== PROBLEM ==
Repeat each record exactly as written, and drop any images.

== DATA PROVIDED ==
• • •
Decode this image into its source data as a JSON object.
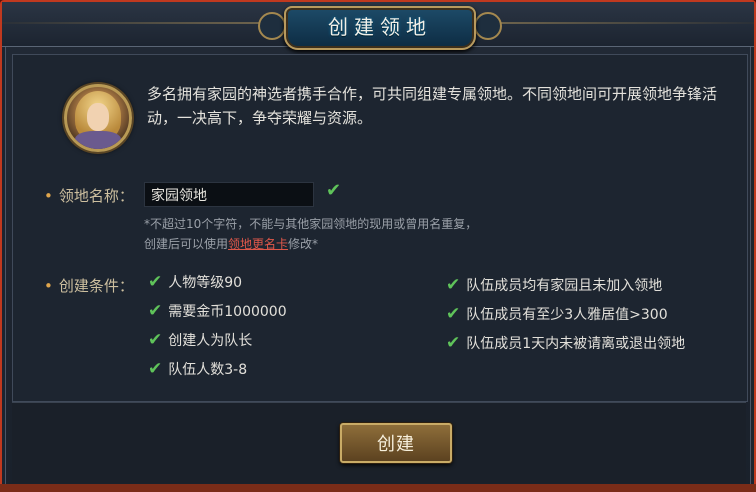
{
  "title": "创建领地",
  "intro": "多名拥有家园的神选者携手合作，可共同组建专属领地。不同领地间可开展领地争锋活动，一决高下，争夺荣耀与资源。",
  "name_field": {
    "label": "领地名称：",
    "value": "家园领地"
  },
  "note": {
    "line1": "*不超过10个字符，不能与其他家园领地的现用或曾用名重复，",
    "line2_prefix": "创建后可以使用",
    "line2_link": "领地更名卡",
    "line2_suffix": "修改*"
  },
  "conditions_label": "创建条件：",
  "conditions_left": [
    "人物等级90",
    "需要金币1000000",
    "创建人为队长",
    "队伍人数3-8"
  ],
  "conditions_right": [
    "队伍成员均有家园且未加入领地",
    "队伍成员有至少3人雅居值>300",
    "队伍成员1天内未被请离或退出领地"
  ],
  "create_button": "创建",
  "colors": {
    "frame": "#c0391f",
    "check": "#5fc35a",
    "label": "#cdbf9f",
    "link": "#e0584a",
    "button_gold": "#c9ab66"
  }
}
• • •
== ANSWER FOR THE TASK ==
Decode this image into its source data as a JSON object.
{
  "title": "创建领地",
  "intro": "多名拥有家园的神选者携手合作，可共同组建专属领地。不同领地间可开展领地争锋活动，一决高下，争夺荣耀与资源。",
  "name_field": {
    "label": "领地名称：",
    "value": "家园领地"
  },
  "note": {
    "line1": "*不超过10个字符，不能与其他家园领地的现用或曾用名重复，",
    "line2_prefix": "创建后可以使用",
    "line2_link": "领地更名卡",
    "line2_suffix": "修改*"
  },
  "conditions_label": "创建条件：",
  "conditions_left": [
    "人物等级90",
    "需要金币1000000",
    "创建人为队长",
    "队伍人数3-8"
  ],
  "conditions_right": [
    "队伍成员均有家园且未加入领地",
    "队伍成员有至少3人雅居值>300",
    "队伍成员1天内未被请离或退出领地"
  ],
  "create_button": "创建",
  "colors": {
    "frame": "#c0391f",
    "check": "#5fc35a",
    "label": "#cdbf9f",
    "link": "#e0584a",
    "button_gold": "#c9ab66"
  }
}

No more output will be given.